## DIRECTIONS FOR THIS TASK
Identify the lines that include the word "name", then copy all of them.

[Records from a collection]

⁂

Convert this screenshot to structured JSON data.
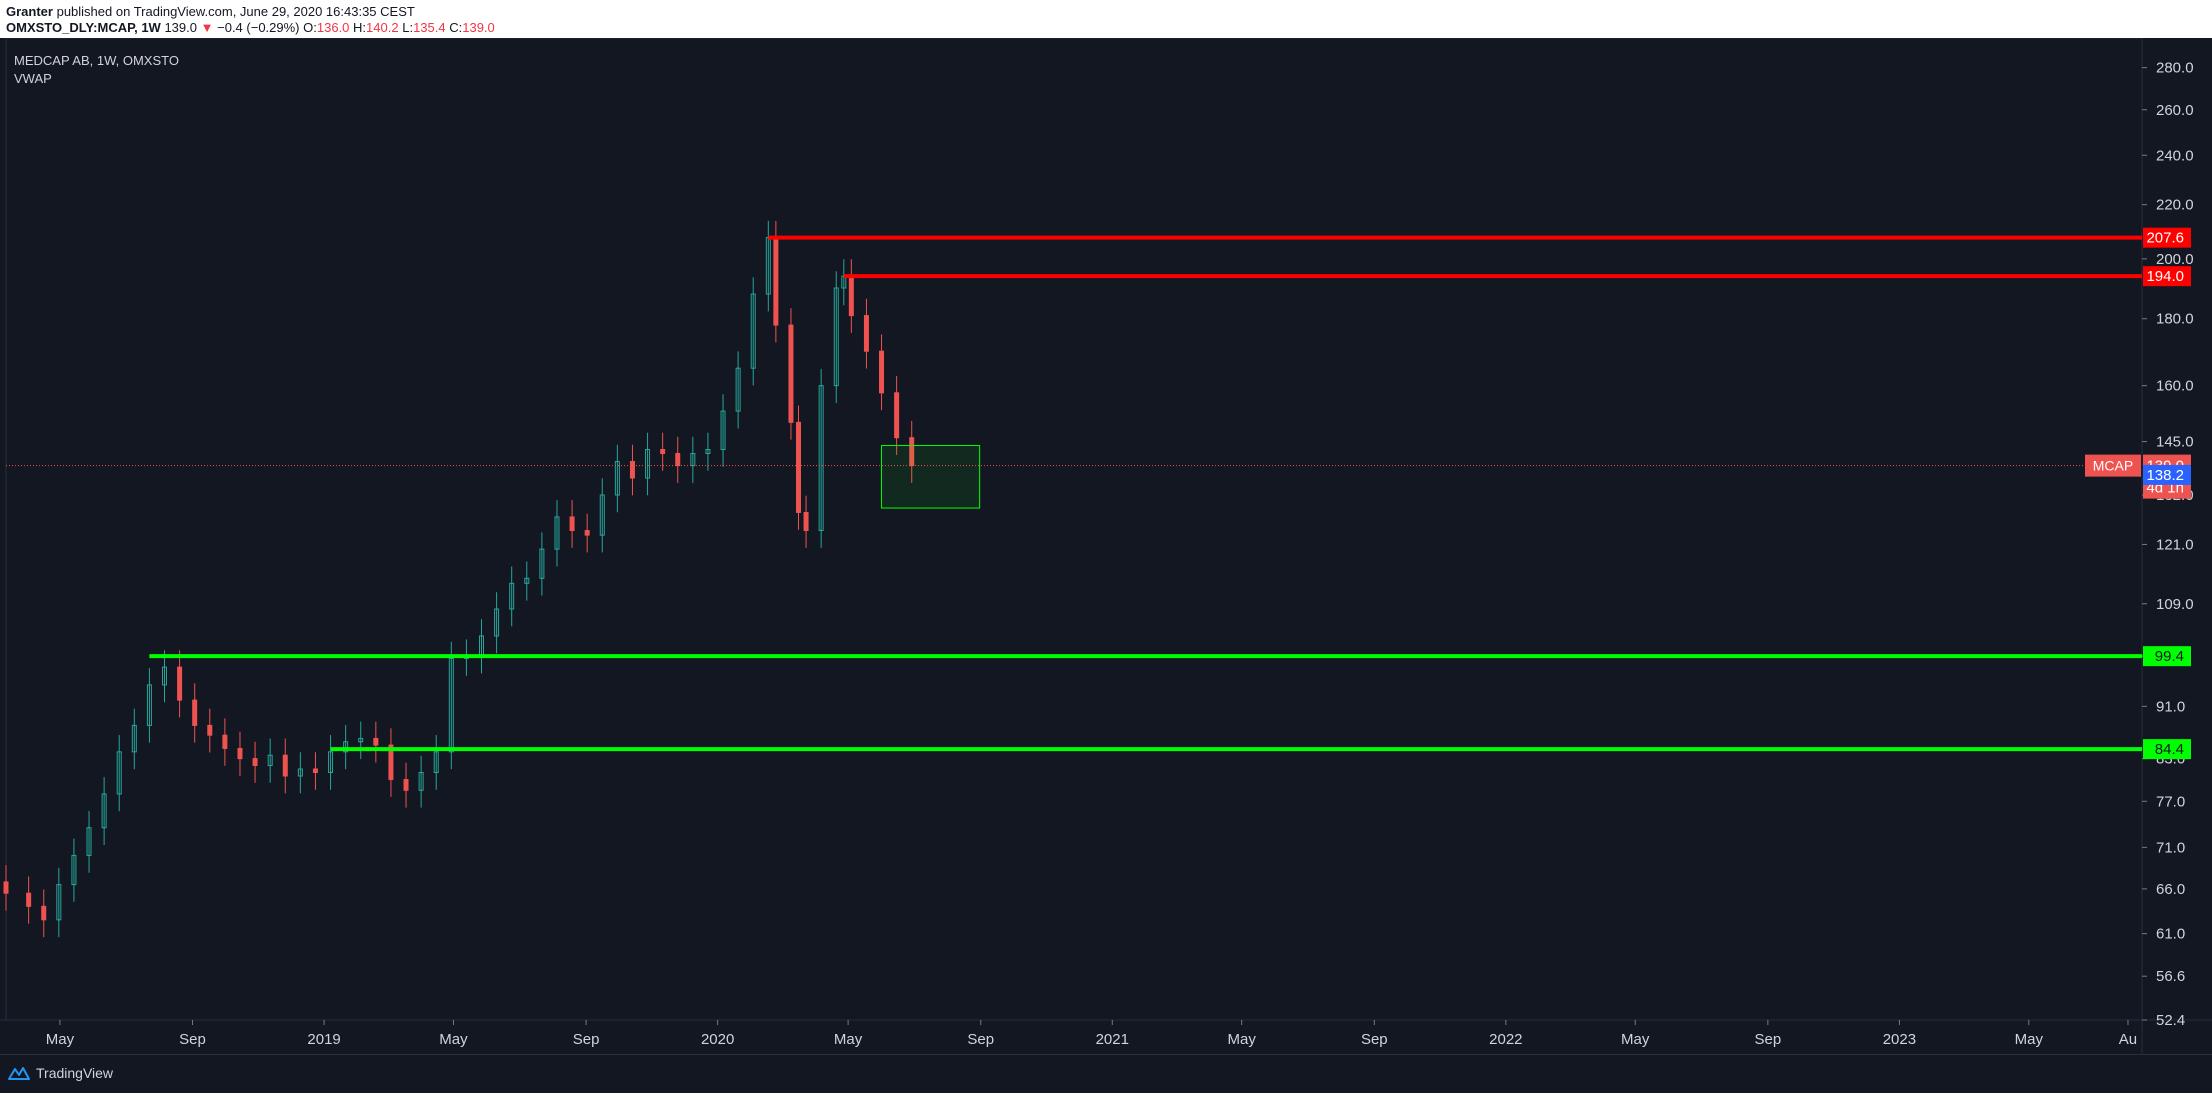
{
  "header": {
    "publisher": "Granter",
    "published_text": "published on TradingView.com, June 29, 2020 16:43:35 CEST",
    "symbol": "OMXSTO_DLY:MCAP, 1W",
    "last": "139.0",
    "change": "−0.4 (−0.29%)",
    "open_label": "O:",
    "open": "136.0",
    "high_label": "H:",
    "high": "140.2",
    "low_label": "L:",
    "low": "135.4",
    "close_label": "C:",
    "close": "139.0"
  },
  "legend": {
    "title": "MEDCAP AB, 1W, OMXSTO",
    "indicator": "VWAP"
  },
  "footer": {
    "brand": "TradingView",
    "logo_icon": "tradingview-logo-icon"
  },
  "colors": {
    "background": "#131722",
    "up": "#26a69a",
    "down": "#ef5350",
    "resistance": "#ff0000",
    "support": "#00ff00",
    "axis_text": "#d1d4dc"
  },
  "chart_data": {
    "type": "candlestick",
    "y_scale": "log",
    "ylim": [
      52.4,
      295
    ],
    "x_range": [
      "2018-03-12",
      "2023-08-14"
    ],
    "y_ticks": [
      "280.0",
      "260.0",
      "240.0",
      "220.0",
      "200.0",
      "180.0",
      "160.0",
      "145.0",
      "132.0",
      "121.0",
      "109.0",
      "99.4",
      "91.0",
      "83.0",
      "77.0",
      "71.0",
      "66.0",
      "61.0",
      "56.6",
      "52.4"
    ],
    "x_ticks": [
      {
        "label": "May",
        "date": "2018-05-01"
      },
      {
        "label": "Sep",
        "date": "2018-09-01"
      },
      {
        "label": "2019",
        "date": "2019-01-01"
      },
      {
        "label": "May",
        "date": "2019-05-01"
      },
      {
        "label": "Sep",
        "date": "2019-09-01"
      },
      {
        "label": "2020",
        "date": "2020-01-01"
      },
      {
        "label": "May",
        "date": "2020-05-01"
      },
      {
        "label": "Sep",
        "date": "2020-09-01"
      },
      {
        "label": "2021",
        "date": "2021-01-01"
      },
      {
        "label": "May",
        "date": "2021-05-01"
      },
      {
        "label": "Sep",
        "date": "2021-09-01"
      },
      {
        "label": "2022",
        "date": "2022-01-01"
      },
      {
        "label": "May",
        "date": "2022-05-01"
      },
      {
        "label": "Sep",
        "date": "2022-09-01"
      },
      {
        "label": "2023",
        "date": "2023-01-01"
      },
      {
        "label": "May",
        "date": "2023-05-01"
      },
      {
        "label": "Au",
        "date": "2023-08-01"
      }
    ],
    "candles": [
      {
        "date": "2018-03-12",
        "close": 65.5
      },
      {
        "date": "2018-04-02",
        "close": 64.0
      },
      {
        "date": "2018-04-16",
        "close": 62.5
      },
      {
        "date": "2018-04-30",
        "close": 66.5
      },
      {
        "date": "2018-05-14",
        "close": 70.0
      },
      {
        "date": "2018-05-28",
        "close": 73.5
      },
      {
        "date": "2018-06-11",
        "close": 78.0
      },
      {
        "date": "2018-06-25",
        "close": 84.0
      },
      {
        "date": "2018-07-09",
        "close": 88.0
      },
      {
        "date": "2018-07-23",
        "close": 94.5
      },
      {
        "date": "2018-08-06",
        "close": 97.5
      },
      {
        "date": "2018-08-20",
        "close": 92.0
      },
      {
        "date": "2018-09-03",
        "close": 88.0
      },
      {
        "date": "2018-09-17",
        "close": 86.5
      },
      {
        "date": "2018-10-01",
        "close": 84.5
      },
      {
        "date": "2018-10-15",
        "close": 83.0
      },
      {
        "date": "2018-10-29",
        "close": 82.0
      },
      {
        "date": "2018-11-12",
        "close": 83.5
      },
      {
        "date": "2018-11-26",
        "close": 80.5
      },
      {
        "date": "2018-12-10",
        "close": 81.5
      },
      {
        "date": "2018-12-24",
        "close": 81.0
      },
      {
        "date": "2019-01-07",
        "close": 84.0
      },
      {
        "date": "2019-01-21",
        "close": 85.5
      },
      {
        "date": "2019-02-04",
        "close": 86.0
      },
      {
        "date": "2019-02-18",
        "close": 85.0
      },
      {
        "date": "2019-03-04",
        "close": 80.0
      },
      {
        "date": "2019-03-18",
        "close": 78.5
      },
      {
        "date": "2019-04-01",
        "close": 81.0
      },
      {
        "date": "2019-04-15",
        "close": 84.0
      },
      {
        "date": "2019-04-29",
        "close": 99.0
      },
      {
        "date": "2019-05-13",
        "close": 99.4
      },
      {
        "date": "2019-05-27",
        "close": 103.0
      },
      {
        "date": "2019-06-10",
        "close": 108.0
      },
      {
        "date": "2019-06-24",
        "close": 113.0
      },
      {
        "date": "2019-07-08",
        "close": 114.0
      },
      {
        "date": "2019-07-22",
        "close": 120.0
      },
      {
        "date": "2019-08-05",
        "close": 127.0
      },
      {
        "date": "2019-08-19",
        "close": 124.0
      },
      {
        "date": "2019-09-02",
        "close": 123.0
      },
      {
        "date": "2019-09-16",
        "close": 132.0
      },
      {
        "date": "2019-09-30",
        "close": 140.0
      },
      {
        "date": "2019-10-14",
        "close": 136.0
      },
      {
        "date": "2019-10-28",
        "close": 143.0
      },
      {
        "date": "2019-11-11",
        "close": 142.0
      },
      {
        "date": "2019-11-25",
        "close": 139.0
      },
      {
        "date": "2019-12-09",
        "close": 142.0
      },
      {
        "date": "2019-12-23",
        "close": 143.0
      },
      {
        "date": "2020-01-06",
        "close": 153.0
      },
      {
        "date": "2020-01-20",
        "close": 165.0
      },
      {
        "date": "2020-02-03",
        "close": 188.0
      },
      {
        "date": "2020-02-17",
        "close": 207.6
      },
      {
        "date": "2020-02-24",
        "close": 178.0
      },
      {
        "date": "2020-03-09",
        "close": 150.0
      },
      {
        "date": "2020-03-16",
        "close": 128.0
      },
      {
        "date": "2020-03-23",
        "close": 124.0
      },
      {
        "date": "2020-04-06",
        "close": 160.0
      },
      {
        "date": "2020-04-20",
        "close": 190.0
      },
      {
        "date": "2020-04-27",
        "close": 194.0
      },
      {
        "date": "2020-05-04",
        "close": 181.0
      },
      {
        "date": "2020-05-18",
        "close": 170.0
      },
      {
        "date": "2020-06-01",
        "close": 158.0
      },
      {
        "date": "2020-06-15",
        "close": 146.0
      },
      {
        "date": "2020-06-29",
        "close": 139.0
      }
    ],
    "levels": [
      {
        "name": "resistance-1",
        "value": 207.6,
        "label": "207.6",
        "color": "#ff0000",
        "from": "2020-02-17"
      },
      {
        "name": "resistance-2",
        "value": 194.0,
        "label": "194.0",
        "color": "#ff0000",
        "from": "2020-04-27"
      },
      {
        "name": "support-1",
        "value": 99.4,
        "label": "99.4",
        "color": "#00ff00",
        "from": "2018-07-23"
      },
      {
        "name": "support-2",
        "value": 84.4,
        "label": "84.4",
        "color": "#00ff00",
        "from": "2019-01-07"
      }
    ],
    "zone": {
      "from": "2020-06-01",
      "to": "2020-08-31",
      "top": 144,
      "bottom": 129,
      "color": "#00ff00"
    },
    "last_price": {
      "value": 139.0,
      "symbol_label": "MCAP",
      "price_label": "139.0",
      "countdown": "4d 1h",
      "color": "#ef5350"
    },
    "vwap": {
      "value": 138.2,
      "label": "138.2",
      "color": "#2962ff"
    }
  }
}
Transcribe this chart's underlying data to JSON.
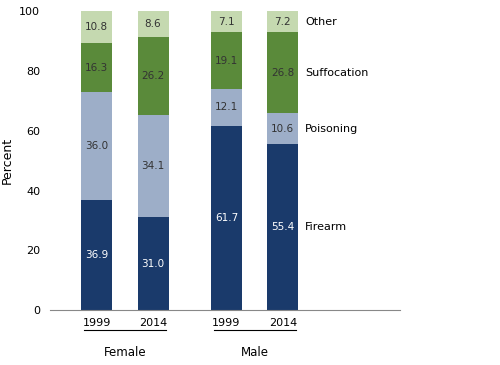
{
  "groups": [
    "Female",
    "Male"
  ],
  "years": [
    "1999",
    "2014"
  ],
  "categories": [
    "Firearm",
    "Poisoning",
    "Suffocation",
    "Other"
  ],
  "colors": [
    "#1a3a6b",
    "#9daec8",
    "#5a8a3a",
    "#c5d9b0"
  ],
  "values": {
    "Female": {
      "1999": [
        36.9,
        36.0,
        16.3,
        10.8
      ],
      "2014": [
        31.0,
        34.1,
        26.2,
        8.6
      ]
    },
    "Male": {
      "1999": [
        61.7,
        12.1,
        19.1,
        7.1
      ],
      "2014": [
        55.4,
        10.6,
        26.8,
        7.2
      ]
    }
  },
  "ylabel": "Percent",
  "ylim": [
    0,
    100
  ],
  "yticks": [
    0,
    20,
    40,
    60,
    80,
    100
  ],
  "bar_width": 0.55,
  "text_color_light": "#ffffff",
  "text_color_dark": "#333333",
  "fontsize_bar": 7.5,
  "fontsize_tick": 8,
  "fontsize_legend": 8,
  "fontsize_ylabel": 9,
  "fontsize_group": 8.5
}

⁂

## SOLVED PROBLEM
        "name": "resistance-1",
        "name": "resistance-2",
        "name": "support-1",
        "name": "support-2",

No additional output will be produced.